* GIVEN DATA *
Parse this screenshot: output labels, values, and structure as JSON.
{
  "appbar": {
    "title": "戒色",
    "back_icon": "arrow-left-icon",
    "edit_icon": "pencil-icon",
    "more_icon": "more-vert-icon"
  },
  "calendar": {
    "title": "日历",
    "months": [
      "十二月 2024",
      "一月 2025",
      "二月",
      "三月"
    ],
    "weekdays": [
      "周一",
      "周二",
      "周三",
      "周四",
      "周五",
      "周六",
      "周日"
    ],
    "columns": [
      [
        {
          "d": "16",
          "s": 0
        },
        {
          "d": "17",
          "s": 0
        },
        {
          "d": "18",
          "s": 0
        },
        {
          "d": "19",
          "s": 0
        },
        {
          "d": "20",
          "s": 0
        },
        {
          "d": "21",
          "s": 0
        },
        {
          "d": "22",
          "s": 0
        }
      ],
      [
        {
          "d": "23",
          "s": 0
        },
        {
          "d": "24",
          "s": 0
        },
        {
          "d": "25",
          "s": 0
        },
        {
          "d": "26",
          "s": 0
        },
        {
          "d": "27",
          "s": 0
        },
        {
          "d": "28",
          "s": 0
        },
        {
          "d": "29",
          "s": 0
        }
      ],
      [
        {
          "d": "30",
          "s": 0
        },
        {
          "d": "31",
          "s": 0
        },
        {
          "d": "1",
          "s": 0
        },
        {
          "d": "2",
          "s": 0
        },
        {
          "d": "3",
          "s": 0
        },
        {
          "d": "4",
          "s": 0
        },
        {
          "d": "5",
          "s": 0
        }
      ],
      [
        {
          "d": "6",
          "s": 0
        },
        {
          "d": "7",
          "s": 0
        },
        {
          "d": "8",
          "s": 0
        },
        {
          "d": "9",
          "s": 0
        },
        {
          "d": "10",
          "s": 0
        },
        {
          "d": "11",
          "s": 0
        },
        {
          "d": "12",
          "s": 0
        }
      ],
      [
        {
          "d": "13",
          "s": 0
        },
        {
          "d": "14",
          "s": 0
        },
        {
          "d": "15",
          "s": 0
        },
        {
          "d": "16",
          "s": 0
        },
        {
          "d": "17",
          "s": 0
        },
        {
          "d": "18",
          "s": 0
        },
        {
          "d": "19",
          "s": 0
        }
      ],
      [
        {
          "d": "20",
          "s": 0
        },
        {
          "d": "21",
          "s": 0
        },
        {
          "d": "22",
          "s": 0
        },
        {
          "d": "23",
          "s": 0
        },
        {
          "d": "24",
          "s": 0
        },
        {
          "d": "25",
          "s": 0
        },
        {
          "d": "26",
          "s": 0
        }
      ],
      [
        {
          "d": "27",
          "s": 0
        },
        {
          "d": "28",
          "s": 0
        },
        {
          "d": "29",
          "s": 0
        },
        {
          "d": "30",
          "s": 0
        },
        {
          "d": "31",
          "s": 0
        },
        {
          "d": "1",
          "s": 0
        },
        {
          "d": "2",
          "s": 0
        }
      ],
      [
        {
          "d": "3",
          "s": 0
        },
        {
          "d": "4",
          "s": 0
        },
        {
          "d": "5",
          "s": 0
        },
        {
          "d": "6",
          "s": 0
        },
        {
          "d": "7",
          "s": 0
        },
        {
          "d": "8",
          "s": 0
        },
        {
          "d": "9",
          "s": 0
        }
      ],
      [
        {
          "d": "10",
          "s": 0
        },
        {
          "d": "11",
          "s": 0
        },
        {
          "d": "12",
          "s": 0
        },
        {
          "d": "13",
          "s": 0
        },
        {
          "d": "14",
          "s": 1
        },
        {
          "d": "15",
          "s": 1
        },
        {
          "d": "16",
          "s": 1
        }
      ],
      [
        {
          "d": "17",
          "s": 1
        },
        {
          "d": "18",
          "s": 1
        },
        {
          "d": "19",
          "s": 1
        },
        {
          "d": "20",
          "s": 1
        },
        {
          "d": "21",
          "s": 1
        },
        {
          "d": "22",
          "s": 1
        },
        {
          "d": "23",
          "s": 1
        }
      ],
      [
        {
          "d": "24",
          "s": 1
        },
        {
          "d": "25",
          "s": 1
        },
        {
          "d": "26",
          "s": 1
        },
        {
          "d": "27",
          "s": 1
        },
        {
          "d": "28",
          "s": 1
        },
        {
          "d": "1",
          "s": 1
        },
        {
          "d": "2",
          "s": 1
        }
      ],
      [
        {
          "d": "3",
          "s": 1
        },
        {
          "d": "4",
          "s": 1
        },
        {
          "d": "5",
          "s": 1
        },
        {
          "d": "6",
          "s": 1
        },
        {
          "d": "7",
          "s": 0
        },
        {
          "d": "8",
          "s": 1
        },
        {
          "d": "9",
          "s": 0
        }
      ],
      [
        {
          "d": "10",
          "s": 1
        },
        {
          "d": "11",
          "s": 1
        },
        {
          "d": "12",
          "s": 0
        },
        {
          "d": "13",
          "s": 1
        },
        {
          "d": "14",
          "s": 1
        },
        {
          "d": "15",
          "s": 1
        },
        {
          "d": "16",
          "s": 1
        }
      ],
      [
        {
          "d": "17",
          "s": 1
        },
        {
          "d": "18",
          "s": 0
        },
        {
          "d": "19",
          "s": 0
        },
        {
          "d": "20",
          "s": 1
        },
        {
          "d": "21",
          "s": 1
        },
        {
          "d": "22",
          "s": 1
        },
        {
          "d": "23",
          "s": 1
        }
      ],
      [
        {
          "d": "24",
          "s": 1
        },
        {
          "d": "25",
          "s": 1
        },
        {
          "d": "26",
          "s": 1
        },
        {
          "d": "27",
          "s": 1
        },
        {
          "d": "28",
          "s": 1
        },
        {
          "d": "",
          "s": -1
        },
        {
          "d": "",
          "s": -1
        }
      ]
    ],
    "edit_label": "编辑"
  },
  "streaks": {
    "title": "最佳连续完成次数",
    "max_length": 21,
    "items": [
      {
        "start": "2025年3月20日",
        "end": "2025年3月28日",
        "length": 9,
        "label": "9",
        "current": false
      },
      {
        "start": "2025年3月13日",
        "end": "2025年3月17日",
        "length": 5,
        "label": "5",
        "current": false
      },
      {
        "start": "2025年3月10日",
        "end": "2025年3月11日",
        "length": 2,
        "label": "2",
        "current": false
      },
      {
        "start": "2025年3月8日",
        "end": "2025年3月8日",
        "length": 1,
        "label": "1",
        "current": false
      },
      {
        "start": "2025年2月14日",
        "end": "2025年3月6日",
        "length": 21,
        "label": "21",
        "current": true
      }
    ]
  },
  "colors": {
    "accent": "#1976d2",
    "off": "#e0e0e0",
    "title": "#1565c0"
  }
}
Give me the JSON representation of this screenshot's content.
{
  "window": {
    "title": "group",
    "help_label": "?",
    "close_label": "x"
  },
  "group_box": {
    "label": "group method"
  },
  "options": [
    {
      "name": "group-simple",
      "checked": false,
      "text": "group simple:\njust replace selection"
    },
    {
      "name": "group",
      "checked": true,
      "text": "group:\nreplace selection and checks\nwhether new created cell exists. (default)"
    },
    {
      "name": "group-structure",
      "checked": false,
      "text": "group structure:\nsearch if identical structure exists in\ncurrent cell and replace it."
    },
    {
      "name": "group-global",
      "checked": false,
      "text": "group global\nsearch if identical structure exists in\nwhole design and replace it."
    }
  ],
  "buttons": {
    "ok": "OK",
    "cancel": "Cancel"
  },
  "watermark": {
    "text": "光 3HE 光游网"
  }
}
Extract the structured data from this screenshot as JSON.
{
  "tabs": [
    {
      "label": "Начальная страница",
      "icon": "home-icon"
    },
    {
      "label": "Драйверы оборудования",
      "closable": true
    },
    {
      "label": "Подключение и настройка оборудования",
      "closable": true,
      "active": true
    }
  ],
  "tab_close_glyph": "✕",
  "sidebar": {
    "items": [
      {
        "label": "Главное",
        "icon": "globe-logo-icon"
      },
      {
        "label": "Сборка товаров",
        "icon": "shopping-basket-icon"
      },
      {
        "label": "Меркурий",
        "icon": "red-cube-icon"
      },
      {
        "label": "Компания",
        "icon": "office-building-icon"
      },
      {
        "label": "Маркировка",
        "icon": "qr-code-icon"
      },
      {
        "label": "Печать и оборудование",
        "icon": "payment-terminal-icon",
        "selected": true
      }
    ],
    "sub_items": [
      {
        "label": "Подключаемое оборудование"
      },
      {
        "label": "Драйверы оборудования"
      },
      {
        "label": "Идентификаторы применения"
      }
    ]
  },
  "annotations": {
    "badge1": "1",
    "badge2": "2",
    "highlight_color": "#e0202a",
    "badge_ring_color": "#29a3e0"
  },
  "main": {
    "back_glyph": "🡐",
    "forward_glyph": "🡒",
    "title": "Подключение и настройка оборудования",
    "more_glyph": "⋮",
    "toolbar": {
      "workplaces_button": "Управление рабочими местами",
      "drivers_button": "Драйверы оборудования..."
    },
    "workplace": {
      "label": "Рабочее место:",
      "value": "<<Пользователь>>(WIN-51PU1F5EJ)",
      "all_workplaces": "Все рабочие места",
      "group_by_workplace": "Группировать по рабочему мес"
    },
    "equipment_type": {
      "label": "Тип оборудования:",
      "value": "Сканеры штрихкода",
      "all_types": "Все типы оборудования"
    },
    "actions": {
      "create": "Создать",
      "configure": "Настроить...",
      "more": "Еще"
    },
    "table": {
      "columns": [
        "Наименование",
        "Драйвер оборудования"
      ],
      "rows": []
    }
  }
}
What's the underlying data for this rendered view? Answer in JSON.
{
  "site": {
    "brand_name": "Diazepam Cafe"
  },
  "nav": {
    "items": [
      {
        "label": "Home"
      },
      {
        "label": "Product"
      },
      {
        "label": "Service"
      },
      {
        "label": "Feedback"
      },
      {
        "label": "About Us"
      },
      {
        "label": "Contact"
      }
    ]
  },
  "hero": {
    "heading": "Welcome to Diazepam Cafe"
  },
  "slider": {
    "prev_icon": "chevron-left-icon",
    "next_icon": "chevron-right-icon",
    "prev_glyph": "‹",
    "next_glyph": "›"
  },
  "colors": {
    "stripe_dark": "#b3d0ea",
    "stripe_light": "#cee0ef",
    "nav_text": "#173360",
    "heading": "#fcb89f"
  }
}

* WHAT THE TASK REQUIRES *
Select every line in the material above where the string "heading" occurs, and copy it.

* SOLUTION TO THIS EXERCISE *
    "heading": "Welcome to Diazepam Cafe"
    "heading": "#fcb89f"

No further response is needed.